* **SUPPLIED ENTRIES**
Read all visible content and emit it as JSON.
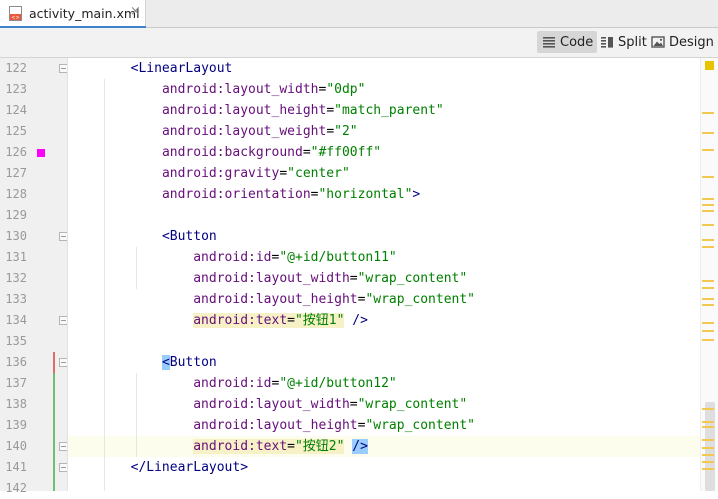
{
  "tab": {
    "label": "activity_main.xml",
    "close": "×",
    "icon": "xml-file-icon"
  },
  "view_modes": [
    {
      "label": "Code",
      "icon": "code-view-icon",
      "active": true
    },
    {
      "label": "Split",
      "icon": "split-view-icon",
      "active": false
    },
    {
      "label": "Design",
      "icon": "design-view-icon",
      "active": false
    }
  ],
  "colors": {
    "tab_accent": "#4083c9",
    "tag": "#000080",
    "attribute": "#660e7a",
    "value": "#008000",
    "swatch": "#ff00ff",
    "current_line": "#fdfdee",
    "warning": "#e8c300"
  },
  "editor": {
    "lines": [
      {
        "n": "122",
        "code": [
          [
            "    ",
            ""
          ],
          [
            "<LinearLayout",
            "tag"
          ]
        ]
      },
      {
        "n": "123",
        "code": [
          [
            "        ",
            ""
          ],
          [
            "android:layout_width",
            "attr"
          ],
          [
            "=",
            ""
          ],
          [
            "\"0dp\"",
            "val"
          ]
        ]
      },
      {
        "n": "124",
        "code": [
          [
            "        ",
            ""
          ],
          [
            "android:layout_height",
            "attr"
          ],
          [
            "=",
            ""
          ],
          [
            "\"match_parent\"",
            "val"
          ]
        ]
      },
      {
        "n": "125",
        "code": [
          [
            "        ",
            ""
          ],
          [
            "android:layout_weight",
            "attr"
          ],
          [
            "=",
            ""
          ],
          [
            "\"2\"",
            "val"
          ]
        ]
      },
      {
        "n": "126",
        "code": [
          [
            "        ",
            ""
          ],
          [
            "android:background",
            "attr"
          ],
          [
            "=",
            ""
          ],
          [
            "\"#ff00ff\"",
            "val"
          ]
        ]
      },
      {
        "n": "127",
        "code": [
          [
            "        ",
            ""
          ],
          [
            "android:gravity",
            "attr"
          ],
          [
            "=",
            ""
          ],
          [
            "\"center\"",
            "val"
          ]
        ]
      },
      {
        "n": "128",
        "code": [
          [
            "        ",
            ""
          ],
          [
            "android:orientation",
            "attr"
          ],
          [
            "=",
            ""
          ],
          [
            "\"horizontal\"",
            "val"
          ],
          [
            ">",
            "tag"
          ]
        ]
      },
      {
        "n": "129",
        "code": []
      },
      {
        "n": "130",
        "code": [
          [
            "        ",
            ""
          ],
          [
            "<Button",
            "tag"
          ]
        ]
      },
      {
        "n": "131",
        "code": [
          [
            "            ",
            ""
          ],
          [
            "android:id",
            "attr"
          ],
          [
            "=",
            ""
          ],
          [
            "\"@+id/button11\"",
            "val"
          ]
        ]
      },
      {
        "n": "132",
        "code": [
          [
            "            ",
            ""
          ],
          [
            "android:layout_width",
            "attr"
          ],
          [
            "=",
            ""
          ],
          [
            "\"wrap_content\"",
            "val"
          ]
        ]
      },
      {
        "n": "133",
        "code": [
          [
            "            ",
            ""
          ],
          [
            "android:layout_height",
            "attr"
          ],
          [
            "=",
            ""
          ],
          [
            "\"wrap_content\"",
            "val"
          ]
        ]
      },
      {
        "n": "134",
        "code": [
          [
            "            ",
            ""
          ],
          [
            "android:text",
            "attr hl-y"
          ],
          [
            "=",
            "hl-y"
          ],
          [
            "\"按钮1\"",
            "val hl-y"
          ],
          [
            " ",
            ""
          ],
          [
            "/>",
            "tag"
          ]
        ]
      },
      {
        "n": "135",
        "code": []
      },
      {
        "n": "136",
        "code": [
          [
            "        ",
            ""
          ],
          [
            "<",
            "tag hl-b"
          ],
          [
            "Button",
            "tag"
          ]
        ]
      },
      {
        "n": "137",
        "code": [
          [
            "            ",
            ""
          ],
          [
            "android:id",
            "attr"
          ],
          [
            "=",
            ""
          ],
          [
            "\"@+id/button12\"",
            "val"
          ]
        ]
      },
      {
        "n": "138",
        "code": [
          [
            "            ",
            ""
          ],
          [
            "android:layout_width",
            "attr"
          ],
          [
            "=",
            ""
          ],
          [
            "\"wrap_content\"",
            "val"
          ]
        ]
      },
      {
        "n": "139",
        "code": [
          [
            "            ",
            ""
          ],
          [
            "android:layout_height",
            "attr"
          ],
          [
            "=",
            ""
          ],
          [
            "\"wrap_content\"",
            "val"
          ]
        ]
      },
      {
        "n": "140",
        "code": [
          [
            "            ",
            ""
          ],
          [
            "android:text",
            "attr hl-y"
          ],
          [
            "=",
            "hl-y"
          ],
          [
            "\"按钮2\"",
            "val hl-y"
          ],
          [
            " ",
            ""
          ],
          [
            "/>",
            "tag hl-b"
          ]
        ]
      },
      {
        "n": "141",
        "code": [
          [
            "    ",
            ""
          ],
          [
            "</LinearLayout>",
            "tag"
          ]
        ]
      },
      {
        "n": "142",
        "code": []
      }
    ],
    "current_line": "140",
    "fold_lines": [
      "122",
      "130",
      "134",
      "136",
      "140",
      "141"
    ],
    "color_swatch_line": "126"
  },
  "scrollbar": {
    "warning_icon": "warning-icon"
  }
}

* **EXERCISE**
Except for the pictures, give all the material above again verbatim.

* **ANSWER TO THE TASK**
Read all visible content and emit it as JSON.
{
  "tab": {
    "label": "activity_main.xml",
    "close": "×",
    "icon": "xml-file-icon"
  },
  "view_modes": [
    {
      "label": "Code",
      "icon": "code-view-icon",
      "active": true
    },
    {
      "label": "Split",
      "icon": "split-view-icon",
      "active": false
    },
    {
      "label": "Design",
      "icon": "design-view-icon",
      "active": false
    }
  ],
  "colors": {
    "tab_accent": "#4083c9",
    "tag": "#000080",
    "attribute": "#660e7a",
    "value": "#008000",
    "swatch": "#ff00ff",
    "current_line": "#fdfdee",
    "warning": "#e8c300"
  },
  "editor": {
    "lines": [
      {
        "n": "122",
        "code": [
          [
            "    ",
            ""
          ],
          [
            "<LinearLayout",
            "tag"
          ]
        ]
      },
      {
        "n": "123",
        "code": [
          [
            "        ",
            ""
          ],
          [
            "android:layout_width",
            "attr"
          ],
          [
            "=",
            ""
          ],
          [
            "\"0dp\"",
            "val"
          ]
        ]
      },
      {
        "n": "124",
        "code": [
          [
            "        ",
            ""
          ],
          [
            "android:layout_height",
            "attr"
          ],
          [
            "=",
            ""
          ],
          [
            "\"match_parent\"",
            "val"
          ]
        ]
      },
      {
        "n": "125",
        "code": [
          [
            "        ",
            ""
          ],
          [
            "android:layout_weight",
            "attr"
          ],
          [
            "=",
            ""
          ],
          [
            "\"2\"",
            "val"
          ]
        ]
      },
      {
        "n": "126",
        "code": [
          [
            "        ",
            ""
          ],
          [
            "android:background",
            "attr"
          ],
          [
            "=",
            ""
          ],
          [
            "\"#ff00ff\"",
            "val"
          ]
        ]
      },
      {
        "n": "127",
        "code": [
          [
            "        ",
            ""
          ],
          [
            "android:gravity",
            "attr"
          ],
          [
            "=",
            ""
          ],
          [
            "\"center\"",
            "val"
          ]
        ]
      },
      {
        "n": "128",
        "code": [
          [
            "        ",
            ""
          ],
          [
            "android:orientation",
            "attr"
          ],
          [
            "=",
            ""
          ],
          [
            "\"horizontal\"",
            "val"
          ],
          [
            ">",
            "tag"
          ]
        ]
      },
      {
        "n": "129",
        "code": []
      },
      {
        "n": "130",
        "code": [
          [
            "        ",
            ""
          ],
          [
            "<Button",
            "tag"
          ]
        ]
      },
      {
        "n": "131",
        "code": [
          [
            "            ",
            ""
          ],
          [
            "android:id",
            "attr"
          ],
          [
            "=",
            ""
          ],
          [
            "\"@+id/button11\"",
            "val"
          ]
        ]
      },
      {
        "n": "132",
        "code": [
          [
            "            ",
            ""
          ],
          [
            "android:layout_width",
            "attr"
          ],
          [
            "=",
            ""
          ],
          [
            "\"wrap_content\"",
            "val"
          ]
        ]
      },
      {
        "n": "133",
        "code": [
          [
            "            ",
            ""
          ],
          [
            "android:layout_height",
            "attr"
          ],
          [
            "=",
            ""
          ],
          [
            "\"wrap_content\"",
            "val"
          ]
        ]
      },
      {
        "n": "134",
        "code": [
          [
            "            ",
            ""
          ],
          [
            "android:text",
            "attr hl-y"
          ],
          [
            "=",
            "hl-y"
          ],
          [
            "\"按钮1\"",
            "val hl-y"
          ],
          [
            " ",
            ""
          ],
          [
            "/>",
            "tag"
          ]
        ]
      },
      {
        "n": "135",
        "code": []
      },
      {
        "n": "136",
        "code": [
          [
            "        ",
            ""
          ],
          [
            "<",
            "tag hl-b"
          ],
          [
            "Button",
            "tag"
          ]
        ]
      },
      {
        "n": "137",
        "code": [
          [
            "            ",
            ""
          ],
          [
            "android:id",
            "attr"
          ],
          [
            "=",
            ""
          ],
          [
            "\"@+id/button12\"",
            "val"
          ]
        ]
      },
      {
        "n": "138",
        "code": [
          [
            "            ",
            ""
          ],
          [
            "android:layout_width",
            "attr"
          ],
          [
            "=",
            ""
          ],
          [
            "\"wrap_content\"",
            "val"
          ]
        ]
      },
      {
        "n": "139",
        "code": [
          [
            "            ",
            ""
          ],
          [
            "android:layout_height",
            "attr"
          ],
          [
            "=",
            ""
          ],
          [
            "\"wrap_content\"",
            "val"
          ]
        ]
      },
      {
        "n": "140",
        "code": [
          [
            "            ",
            ""
          ],
          [
            "android:text",
            "attr hl-y"
          ],
          [
            "=",
            "hl-y"
          ],
          [
            "\"按钮2\"",
            "val hl-y"
          ],
          [
            " ",
            ""
          ],
          [
            "/>",
            "tag hl-b"
          ]
        ]
      },
      {
        "n": "141",
        "code": [
          [
            "    ",
            ""
          ],
          [
            "</LinearLayout>",
            "tag"
          ]
        ]
      },
      {
        "n": "142",
        "code": []
      }
    ],
    "current_line": "140",
    "fold_lines": [
      "122",
      "130",
      "134",
      "136",
      "140",
      "141"
    ],
    "color_swatch_line": "126"
  },
  "scrollbar": {
    "warning_icon": "warning-icon"
  }
}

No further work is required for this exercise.